WHAT THIS TASK INVOLVES: Count lines with "Entry" in them. Report only the total.

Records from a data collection

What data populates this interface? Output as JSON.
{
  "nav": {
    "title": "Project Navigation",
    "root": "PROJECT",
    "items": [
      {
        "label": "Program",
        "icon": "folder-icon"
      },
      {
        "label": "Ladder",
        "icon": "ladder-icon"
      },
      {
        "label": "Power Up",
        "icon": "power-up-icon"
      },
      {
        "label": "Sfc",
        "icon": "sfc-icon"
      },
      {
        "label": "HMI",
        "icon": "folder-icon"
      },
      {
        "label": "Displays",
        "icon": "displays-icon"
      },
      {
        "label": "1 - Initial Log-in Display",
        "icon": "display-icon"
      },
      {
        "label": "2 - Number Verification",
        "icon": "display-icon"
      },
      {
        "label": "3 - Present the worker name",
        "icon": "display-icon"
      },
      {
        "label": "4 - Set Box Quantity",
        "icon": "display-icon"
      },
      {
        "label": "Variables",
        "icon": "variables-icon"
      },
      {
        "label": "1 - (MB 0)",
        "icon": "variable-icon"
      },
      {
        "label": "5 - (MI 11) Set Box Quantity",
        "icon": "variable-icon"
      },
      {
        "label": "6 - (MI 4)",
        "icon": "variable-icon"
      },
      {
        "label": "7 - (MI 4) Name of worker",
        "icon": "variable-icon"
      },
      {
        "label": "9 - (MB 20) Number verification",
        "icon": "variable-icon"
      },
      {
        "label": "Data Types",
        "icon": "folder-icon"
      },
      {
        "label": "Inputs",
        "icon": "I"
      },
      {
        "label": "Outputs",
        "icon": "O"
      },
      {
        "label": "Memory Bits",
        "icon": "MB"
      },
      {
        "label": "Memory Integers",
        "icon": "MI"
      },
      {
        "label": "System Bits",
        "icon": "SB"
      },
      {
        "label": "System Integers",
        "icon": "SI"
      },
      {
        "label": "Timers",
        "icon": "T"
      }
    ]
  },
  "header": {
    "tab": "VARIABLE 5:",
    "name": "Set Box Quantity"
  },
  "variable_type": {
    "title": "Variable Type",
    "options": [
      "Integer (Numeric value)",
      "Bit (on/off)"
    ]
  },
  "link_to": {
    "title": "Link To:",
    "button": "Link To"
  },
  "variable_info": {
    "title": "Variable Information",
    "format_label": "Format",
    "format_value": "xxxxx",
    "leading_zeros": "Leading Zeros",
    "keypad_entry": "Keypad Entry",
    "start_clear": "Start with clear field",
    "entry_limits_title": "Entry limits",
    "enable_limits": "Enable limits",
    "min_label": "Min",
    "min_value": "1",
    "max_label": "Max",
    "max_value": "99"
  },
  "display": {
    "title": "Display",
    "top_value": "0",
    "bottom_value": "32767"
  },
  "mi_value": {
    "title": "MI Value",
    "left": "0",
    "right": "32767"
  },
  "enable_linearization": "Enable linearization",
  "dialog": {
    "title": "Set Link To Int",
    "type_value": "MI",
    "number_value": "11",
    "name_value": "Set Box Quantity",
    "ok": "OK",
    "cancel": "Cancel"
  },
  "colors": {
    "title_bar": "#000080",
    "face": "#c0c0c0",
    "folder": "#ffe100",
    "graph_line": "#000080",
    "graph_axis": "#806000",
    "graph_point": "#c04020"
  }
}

EXPECTED ANSWER: 2